## start

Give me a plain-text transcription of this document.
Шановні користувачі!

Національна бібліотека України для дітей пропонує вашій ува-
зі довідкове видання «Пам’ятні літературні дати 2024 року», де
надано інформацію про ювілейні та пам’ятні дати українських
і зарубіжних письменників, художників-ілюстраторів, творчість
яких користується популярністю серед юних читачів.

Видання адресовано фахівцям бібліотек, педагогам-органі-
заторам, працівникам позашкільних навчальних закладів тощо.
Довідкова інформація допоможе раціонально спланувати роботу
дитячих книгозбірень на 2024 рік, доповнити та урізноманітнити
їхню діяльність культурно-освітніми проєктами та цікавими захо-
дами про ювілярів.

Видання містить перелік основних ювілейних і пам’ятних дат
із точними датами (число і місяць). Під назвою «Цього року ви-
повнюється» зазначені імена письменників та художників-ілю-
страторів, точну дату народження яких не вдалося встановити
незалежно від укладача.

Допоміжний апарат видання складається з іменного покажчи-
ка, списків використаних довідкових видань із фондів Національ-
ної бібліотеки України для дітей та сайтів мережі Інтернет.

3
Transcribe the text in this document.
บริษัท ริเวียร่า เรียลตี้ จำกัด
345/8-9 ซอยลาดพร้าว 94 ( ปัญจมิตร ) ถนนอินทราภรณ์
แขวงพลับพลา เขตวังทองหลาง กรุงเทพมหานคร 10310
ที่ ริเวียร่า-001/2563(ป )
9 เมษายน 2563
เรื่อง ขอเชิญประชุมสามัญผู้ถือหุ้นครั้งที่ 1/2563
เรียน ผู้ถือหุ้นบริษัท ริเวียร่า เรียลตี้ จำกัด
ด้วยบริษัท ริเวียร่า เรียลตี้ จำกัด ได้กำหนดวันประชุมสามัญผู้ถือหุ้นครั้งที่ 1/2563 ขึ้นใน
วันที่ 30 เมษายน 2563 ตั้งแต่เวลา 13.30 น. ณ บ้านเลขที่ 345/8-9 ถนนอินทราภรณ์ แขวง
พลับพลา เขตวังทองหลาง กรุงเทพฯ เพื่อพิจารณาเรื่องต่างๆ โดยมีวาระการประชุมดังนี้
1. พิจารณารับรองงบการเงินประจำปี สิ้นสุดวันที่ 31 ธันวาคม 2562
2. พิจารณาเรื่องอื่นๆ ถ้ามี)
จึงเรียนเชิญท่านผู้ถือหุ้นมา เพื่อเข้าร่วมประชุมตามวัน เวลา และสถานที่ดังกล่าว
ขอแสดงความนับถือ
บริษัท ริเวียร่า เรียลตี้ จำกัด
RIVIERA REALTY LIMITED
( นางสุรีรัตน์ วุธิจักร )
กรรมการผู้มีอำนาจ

## end

Where a line contains the string "จารณาเร", extract that line.

พลับพลา เขตวังทองหลาง กรุงเทพฯ เพื่อพิจารณาเรื่องต่างๆ โดยมีวาระการประชุมดังนี้
2. พิจารณาเรื่องอื่นๆ ถ้ามี)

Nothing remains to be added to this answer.